=== REQUIRED TASK ===
Work through the listing below and count the lines that hold "find". Answer with the number alone.

=== SOURCE MATERIAL ===
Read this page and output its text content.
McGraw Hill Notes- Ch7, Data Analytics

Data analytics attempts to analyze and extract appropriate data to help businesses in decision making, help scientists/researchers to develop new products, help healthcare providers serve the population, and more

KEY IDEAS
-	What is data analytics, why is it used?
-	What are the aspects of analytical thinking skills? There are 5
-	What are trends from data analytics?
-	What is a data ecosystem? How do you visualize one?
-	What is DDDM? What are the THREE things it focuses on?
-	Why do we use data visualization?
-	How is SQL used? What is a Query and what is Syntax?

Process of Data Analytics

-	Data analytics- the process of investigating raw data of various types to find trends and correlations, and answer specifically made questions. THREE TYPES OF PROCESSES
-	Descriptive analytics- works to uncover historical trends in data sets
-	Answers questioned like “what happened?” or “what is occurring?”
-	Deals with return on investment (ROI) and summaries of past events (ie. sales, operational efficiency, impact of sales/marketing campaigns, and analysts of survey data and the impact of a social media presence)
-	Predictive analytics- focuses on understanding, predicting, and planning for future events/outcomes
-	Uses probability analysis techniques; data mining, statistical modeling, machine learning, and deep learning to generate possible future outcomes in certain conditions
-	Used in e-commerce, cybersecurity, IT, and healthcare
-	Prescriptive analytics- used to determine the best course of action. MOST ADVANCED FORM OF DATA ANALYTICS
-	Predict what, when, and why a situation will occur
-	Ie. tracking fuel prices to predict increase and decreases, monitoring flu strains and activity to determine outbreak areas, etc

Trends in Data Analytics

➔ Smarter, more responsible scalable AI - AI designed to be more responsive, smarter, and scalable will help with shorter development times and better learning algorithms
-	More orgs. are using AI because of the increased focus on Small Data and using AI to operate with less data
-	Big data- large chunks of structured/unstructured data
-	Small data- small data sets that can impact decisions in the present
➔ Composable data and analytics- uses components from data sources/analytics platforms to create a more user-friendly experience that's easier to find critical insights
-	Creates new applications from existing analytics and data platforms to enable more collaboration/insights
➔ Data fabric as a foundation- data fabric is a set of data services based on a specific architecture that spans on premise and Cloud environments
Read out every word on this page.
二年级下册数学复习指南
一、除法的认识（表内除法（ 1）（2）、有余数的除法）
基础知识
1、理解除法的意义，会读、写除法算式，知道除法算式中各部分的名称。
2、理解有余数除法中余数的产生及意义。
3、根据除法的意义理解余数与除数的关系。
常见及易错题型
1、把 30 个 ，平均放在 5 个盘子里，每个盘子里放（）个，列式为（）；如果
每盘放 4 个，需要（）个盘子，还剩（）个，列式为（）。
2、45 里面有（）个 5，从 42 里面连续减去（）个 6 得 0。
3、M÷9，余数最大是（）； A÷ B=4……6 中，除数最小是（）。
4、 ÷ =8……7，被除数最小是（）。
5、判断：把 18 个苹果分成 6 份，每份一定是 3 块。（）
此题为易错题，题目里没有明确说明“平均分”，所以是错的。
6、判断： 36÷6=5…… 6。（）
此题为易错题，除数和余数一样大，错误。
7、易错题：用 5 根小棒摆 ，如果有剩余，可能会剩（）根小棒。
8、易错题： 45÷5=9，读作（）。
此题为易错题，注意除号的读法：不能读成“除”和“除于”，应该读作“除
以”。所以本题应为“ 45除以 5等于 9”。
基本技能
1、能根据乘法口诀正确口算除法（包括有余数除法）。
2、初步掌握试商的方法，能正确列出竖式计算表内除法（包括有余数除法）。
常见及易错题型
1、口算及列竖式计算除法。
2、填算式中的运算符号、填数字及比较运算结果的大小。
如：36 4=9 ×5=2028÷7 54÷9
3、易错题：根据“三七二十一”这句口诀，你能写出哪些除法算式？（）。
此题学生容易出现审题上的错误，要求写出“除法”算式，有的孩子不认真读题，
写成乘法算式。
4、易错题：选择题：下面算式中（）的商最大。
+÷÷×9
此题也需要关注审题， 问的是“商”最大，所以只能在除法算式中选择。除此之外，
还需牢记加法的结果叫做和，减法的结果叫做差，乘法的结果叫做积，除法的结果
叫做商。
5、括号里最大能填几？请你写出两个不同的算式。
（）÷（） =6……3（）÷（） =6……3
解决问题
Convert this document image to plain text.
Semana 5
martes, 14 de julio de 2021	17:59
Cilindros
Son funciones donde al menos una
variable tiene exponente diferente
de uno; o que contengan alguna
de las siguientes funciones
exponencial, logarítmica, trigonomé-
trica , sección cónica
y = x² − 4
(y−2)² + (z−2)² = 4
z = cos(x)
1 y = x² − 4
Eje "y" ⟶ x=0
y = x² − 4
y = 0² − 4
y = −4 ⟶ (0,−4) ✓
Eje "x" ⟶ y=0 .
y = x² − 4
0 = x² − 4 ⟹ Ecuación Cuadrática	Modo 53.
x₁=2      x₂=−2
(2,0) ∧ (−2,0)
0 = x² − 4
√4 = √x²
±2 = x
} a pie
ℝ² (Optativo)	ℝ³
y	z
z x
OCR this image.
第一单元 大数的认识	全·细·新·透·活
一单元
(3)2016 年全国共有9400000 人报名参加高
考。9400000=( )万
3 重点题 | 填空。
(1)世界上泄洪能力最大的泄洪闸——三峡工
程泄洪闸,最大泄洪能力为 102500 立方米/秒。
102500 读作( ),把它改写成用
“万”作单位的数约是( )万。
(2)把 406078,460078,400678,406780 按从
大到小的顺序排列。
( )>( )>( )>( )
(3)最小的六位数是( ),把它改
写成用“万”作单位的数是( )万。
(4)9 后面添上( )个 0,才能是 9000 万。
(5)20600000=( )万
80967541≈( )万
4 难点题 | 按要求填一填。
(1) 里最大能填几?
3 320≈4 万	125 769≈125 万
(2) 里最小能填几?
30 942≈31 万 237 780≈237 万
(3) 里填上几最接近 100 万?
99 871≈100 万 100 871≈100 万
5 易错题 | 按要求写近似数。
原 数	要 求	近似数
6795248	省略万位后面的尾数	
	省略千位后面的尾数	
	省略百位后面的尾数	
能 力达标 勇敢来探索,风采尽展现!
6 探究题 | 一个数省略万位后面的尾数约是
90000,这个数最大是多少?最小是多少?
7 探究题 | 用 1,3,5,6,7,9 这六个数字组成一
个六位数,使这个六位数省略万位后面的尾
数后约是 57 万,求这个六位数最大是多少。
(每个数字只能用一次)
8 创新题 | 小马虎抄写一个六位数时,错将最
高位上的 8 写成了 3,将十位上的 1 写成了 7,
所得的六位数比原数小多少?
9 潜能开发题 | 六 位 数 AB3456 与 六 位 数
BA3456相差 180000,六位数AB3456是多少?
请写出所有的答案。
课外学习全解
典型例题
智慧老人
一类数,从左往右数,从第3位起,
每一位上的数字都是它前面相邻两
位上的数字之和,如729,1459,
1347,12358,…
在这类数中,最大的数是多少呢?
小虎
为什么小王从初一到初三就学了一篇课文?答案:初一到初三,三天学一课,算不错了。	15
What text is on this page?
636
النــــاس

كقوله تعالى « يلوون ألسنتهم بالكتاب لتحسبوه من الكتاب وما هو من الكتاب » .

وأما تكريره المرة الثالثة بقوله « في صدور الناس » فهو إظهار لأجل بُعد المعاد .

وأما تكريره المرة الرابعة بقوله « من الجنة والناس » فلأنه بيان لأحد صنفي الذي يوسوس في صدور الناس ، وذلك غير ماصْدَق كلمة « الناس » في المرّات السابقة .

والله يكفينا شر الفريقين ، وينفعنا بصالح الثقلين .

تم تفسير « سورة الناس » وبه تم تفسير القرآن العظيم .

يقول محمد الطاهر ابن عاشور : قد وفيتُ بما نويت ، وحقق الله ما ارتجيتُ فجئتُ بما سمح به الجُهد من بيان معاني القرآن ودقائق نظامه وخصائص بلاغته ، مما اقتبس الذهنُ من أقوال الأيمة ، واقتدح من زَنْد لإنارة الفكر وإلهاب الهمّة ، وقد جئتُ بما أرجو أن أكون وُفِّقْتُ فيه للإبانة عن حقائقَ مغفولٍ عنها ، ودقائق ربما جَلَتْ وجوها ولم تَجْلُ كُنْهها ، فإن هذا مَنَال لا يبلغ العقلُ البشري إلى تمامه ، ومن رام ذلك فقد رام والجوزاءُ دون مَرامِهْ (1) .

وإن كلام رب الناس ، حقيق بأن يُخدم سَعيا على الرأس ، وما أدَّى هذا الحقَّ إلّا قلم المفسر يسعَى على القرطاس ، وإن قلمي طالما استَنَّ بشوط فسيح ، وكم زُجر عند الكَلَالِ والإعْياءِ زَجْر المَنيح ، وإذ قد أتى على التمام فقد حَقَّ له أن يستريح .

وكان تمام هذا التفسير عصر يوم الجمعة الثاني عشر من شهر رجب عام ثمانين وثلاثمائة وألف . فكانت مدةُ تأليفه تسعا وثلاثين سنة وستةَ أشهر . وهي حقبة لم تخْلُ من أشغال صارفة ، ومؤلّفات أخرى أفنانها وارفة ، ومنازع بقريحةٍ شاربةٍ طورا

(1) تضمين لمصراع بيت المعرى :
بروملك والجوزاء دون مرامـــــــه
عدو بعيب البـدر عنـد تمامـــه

=== IN RESPONSE ===
2